WHAT IS REQUIRED – Here are some records; copy every line that holds the word "this".

SUPPLIED INFORMATION –
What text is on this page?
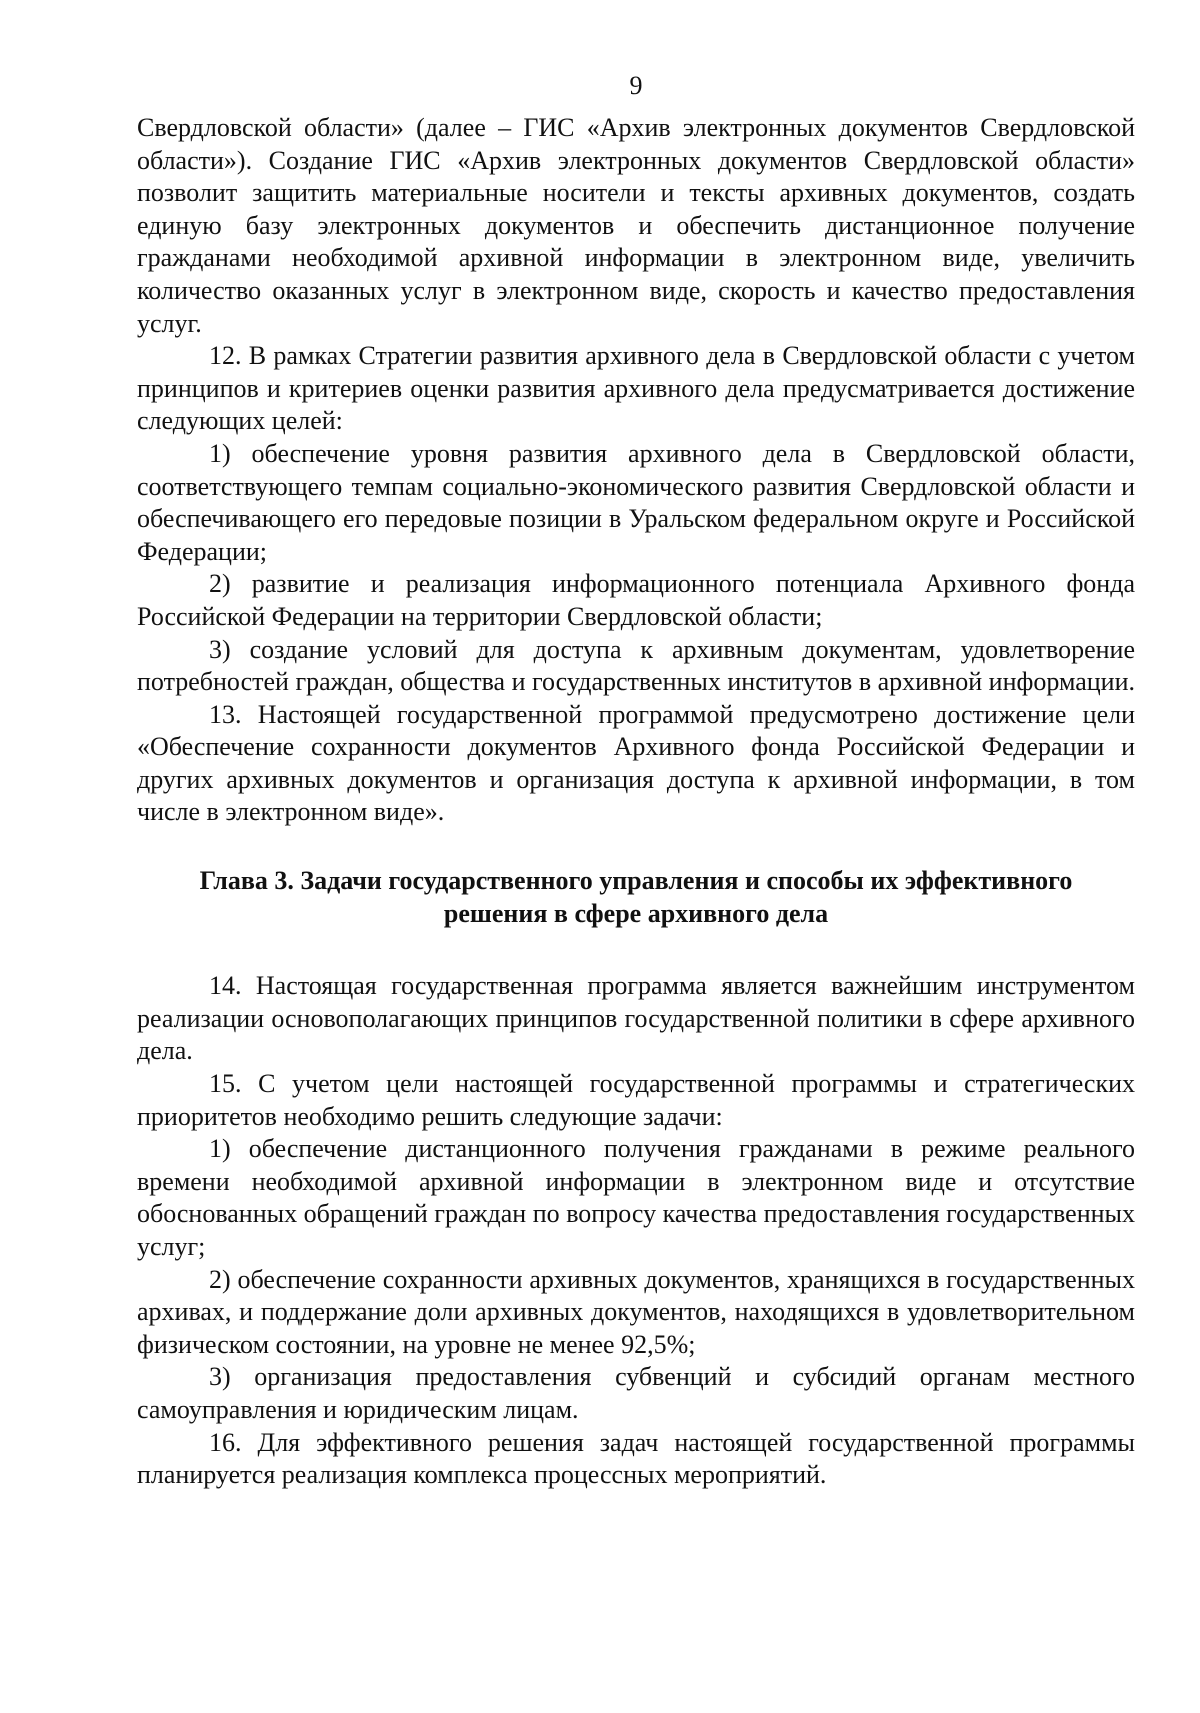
9

Свердловской области» (далее – ГИС «Архив электронных документов Свердловской области»). Создание ГИС «Архив электронных документов Свердловской области» позволит защитить материальные носители и тексты архивных документов, создать единую базу электронных документов и обеспечить дистанционное получение гражданами необходимой архивной информации в электронном виде, увеличить количество оказанных услуг в электронном виде, скорость и качество предоставления услуг.

12. В рамках Стратегии развития архивного дела в Свердловской области с учетом принципов и критериев оценки развития архивного дела предусматривается достижение следующих целей:

1) обеспечение уровня развития архивного дела в Свердловской области, соответствующего темпам социально-экономического развития Свердловской области и обеспечивающего его передовые позиции в Уральском федеральном округе и Российской Федерации;

2) развитие и реализация информационного потенциала Архивного фонда Российской Федерации на территории Свердловской области;

3) создание условий для доступа к архивным документам, удовлетворение потребностей граждан, общества и государственных институтов в архивной информации.

13. Настоящей государственной программой предусмотрено достижение цели «Обеспечение сохранности документов Архивного фонда Российской Федерации и других архивных документов и организация доступа к архивной информации, в том числе в электронном виде».

Глава 3. Задачи государственного управления и способы их эффективного
решения в сфере архивного дела

14. Настоящая государственная программа является важнейшим инструментом реализации основополагающих принципов государственной политики в сфере архивного дела.

15. С учетом цели настоящей государственной программы и стратегических приоритетов необходимо решить следующие задачи:

1) обеспечение дистанционного получения гражданами в режиме реального времени необходимой архивной информации в электронном виде и отсутствие обоснованных обращений граждан по вопросу качества предоставления государственных услуг;

2) обеспечение сохранности архивных документов, хранящихся в государственных архивах, и поддержание доли архивных документов, находящихся в удовлетворительном физическом состоянии, на уровне не менее 92,5%;

3) организация предоставления субвенций и субсидий органам местного самоуправления и юридическим лицам.

16. Для эффективного решения задач настоящей государственной программы планируется реализация комплекса процессных мероприятий.
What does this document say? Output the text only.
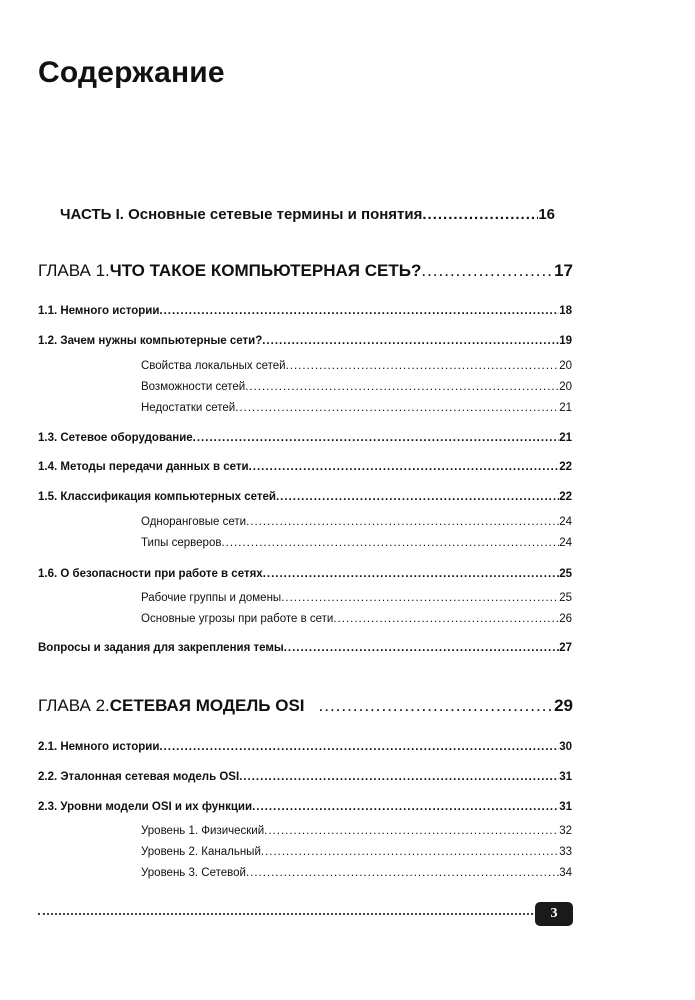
Содержание
ЧАСТЬ I. Основные сетевые термины и понятия .....	16
ГЛАВА 1. ЧТО ТАКОЕ КОМПЬЮТЕРНАЯ СЕТЬ? .....	17
1.1. Немного истории .....	18
1.2. Зачем нужны компьютерные сети? .....	19
Свойства локальных сетей .....	20
Возможности сетей .....	20
Недостатки сетей .....	21
1.3. Сетевое оборудование .....	21
1.4. Методы передачи данных в сети .....	22
1.5. Классификация компьютерных сетей .....	22
Одноранговые сети .....	24
Типы серверов .....	24
1.6. О безопасности при работе в сетях .....	25
Рабочие группы и домены .....	25
Основные угрозы при работе в сети .....	26
Вопросы и задания для закрепления темы .....	27
ГЛАВА 2. СЕТЕВАЯ МОДЕЛЬ OSI .....	29
2.1. Немного истории .....	30
2.2. Эталонная сетевая модель OSI .....	31
2.3. Уровни модели OSI и их функции .....	31
Уровень 1. Физический .....	32
Уровень 2. Канальный .....	33
Уровень 3. Сетевой .....	34
3
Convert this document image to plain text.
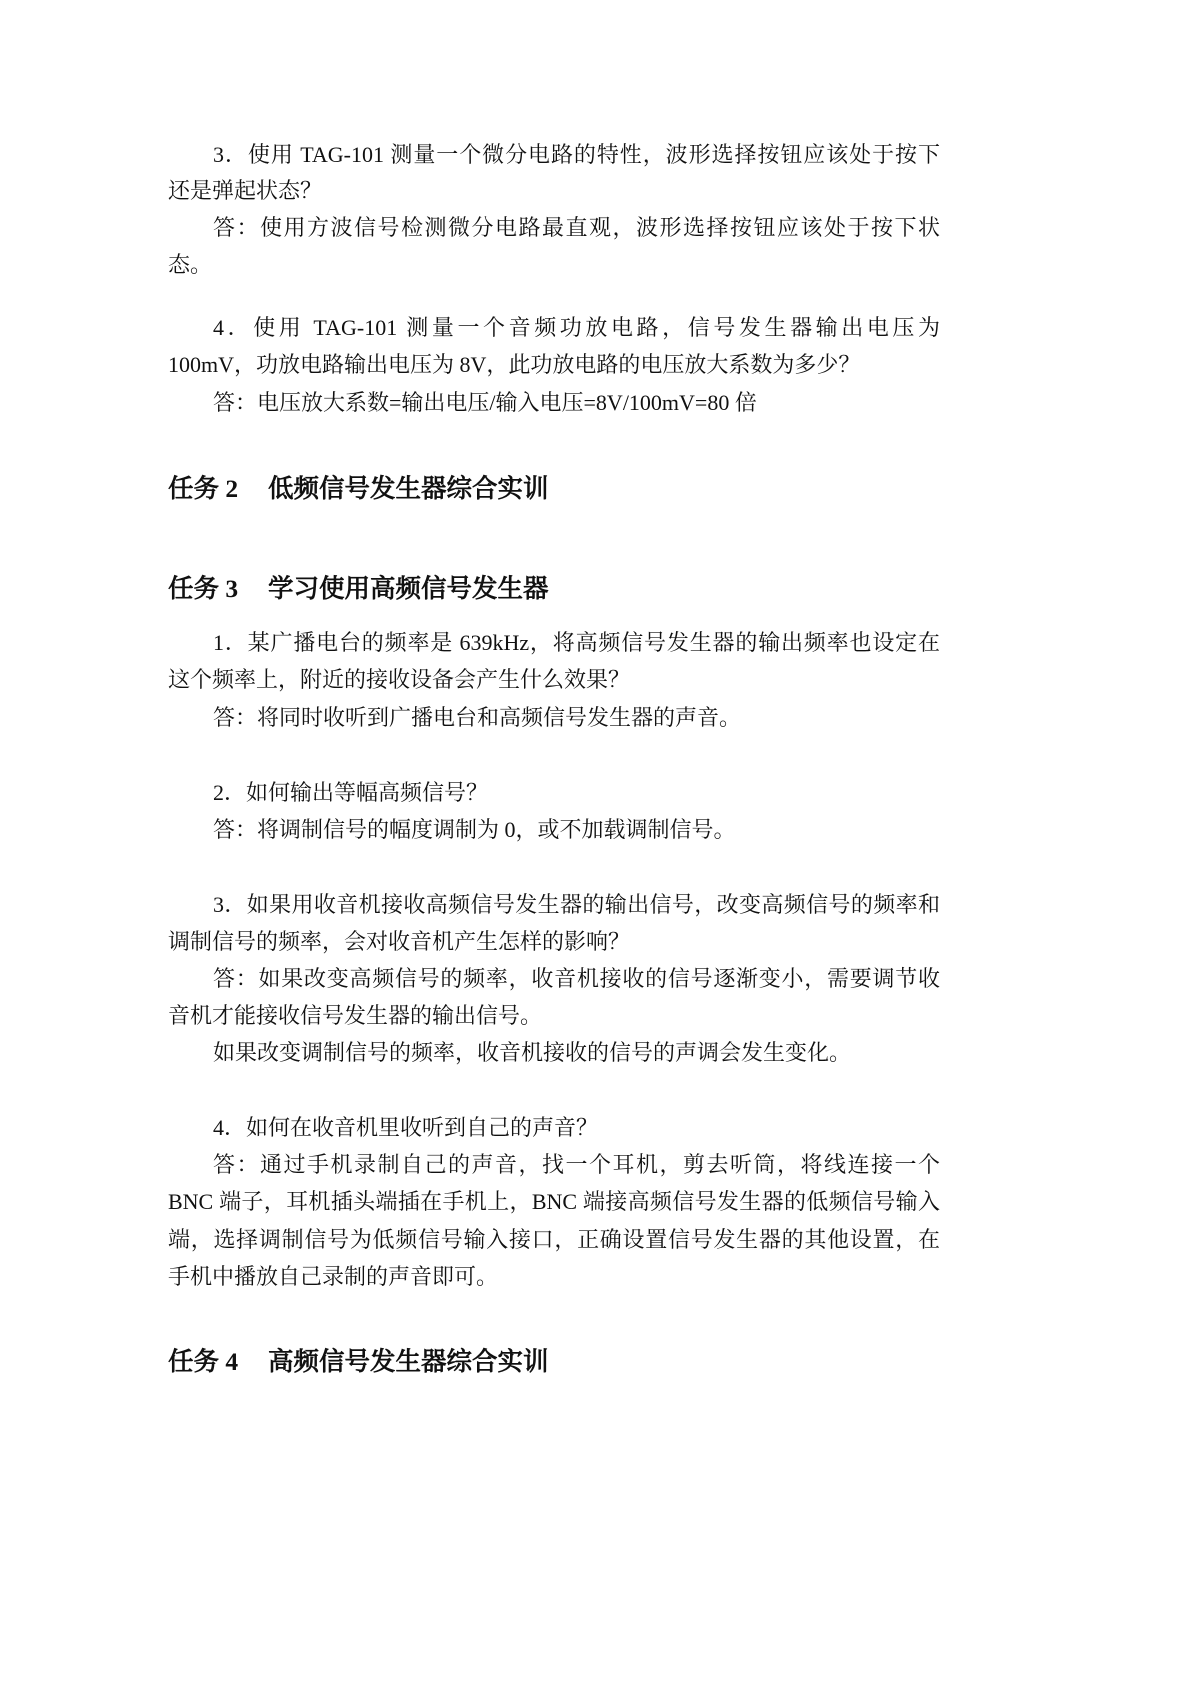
3．使用 TAG-101 测量一个微分电路的特性，波形选择按钮应该处于按下
还是弹起状态？
答：使用方波信号检测微分电路最直观，波形选择按钮应该处于按下状
态。
4．使用 TAG-101 测量一个音频功放电路，信号发生器输出电压为
100mV，功放电路输出电压为 8V，此功放电路的电压放大系数为多少？
答：电压放大系数=输出电压/输入电压=8V/100mV=80 倍
任务 2 低频信号发生器综合实训
任务 3 学习使用高频信号发生器
1．某广播电台的频率是 639kHz，将高频信号发生器的输出频率也设定在
这个频率上，附近的接收设备会产生什么效果？
答：将同时收听到广播电台和高频信号发生器的声音。
2．如何输出等幅高频信号？
答：将调制信号的幅度调制为 0，或不加载调制信号。
3．如果用收音机接收高频信号发生器的输出信号，改变高频信号的频率和
调制信号的频率，会对收音机产生怎样的影响？
答：如果改变高频信号的频率，收音机接收的信号逐渐变小，需要调节收
音机才能接收信号发生器的输出信号。
如果改变调制信号的频率，收音机接收的信号的声调会发生变化。
4．如何在收音机里收听到自己的声音？
答：通过手机录制自己的声音，找一个耳机，剪去听筒，将线连接一个
BNC 端子，耳机插头端插在手机上，BNC 端接高频信号发生器的低频信号输入
端，选择调制信号为低频信号输入接口，正确设置信号发生器的其他设置，在
手机中播放自己录制的声音即可。
任务 4 高频信号发生器综合实训
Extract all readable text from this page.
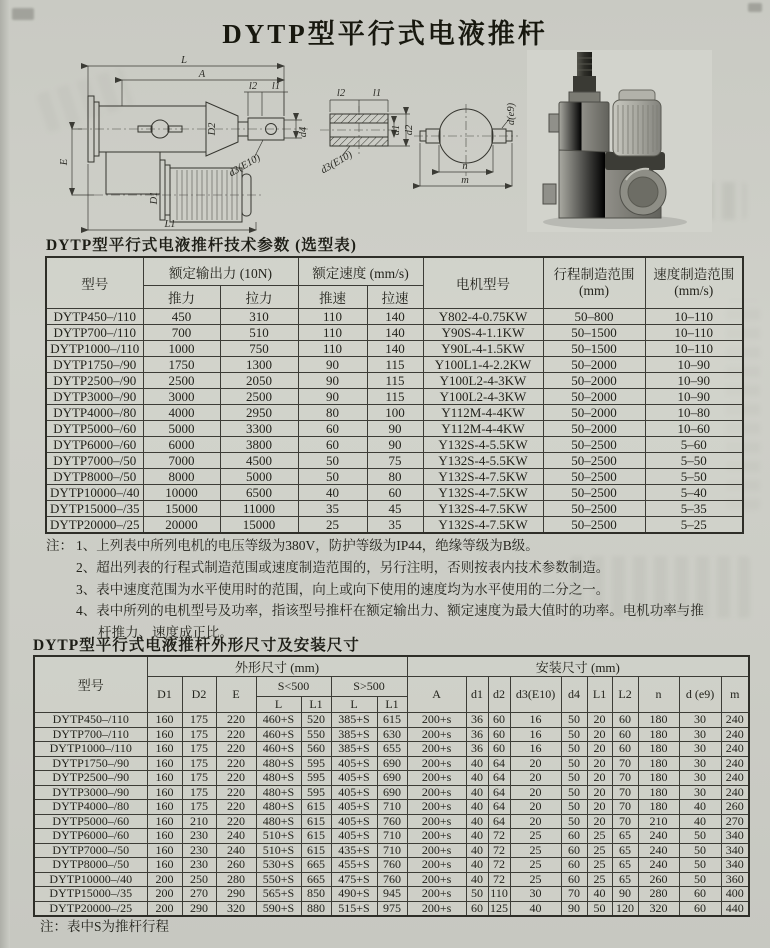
DYTP型平行式电液推杆
L
A
l2 l1
D2	d4
E
D1
L1
d3(E10)
l2	l1
d1 d2
d3(E10)
d(e9)
n
m
DYTP型平行式电液推杆技术参数 (选型表)
型号	额定输出力 (10N)	额定速度 (mm/s)	电机型号	
行程制造范围
(mm)

速度制造范围
(mm/s)

	推力	拉力	推速	拉速			
DYTP450–/110	450	310	110	140	Y802-4-0.75KW	50–800	10–110
DYTP700–/110	700	510	110	140	Y90S-4-1.1KW	50–1500	10–110
DYTP1000–/110	1000	750	110	140	Y90L-4-1.5KW	50–1500	10–110
DYTP1750–/90	1750	1300	90	115	Y100L1-4-2.2KW	50–2000	10–90
DYTP2500–/90	2500	2050	90	115	Y100L2-4-3KW	50–2000	10–90
DYTP3000–/90	3000	2500	90	115	Y100L2-4-3KW	50–2000	10–90
DYTP4000–/80	4000	2950	80	100	Y112M-4-4KW	50–2000	10–80
DYTP5000–/60	5000	3300	60	90	Y112M-4-4KW	50–2000	10–60
DYTP6000–/60	6000	3800	60	90	Y132S-4-5.5KW	50–2500	5–60
DYTP7000–/50	7000	4500	50	75	Y132S-4-5.5KW	50–2500	5–50
DYTP8000–/50	8000	5000	50	80	Y132S-4-7.5KW	50–2500	5–50
DYTP10000–/40	10000	6500	40	60	Y132S-4-7.5KW	50–2500	5–40
DYTP15000–/35	15000	11000	35	45	Y132S-4-7.5KW	50–2500	5–35
DYTP20000–/25	20000	15000	25	35	Y132S-4-7.5KW	50–2500	5–25
注： 1、上列表中所列电机的电压等级为380V，防护等级为IP44，绝缘等级为B级。
2、超出列表的行程式制造范围或速度制造范围的，另行注明，否则按表内技术参数制造。
3、表中速度范围为水平使用时的范围，向上或向下使用的速度均为水平使用的二分之一。
4、表中所列的电机型号及功率，指该型号推杆在额定输出力、额定速度为最大值时的功率。电机功率与推杆推力、速度成正比。
DYTP型平行式电液推杆外形尺寸及安装尺寸
型号	外形尺寸 (mm)							安装尺寸 (mm)									
	D1	D2	E	S<500		S>500		A	d1	d2	d3(E10)	d4	L1	L2	n	d (e9)	m
				L	L1	L	L1										
DYTP450–/110	160	175	220	460+S	520	385+S	615	200+s	36	60	16	50	20	60	180	30	240
DYTP700–/110	160	175	220	460+S	550	385+S	630	200+s	36	60	16	50	20	60	180	30	240
DYTP1000–/110	160	175	220	460+S	560	385+S	655	200+s	36	60	16	50	20	60	180	30	240
DYTP1750–/90	160	175	220	480+S	595	405+S	690	200+s	40	64	20	50	20	70	180	30	240
DYTP2500–/90	160	175	220	480+S	595	405+S	690	200+s	40	64	20	50	20	70	180	30	240
DYTP3000–/90	160	175	220	480+S	595	405+S	690	200+s	40	64	20	50	20	70	180	30	240
DYTP4000–/80	160	175	220	480+S	615	405+S	710	200+s	40	64	20	50	20	70	180	40	260
DYTP5000–/60	160	210	220	480+S	615	405+S	760	200+s	40	64	20	50	20	70	210	40	270
DYTP6000–/60	160	230	240	510+S	615	405+S	710	200+s	40	72	25	60	25	65	240	50	340
DYTP7000–/50	160	230	240	510+S	615	435+S	710	200+s	40	72	25	60	25	65	240	50	340
DYTP8000–/50	160	230	260	530+S	665	455+S	760	200+s	40	72	25	60	25	65	240	50	340
DYTP10000–/40	200	250	280	550+S	665	475+S	760	200+s	40	72	25	60	25	65	260	50	360
DYTP15000–/35	200	270	290	565+S	850	490+S	945	200+s	50	110	30	70	40	90	280	60	400
DYTP20000–/25	200	290	320	590+S	880	515+S	975	200+s	60	125	40	90	50	120	320	60	440
注：表中S为推杆行程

IN RESPONSE –
What text is on this page?
What does this document say? Output the text only.
Convert this document image to plain text.
Extract all readable text from this page.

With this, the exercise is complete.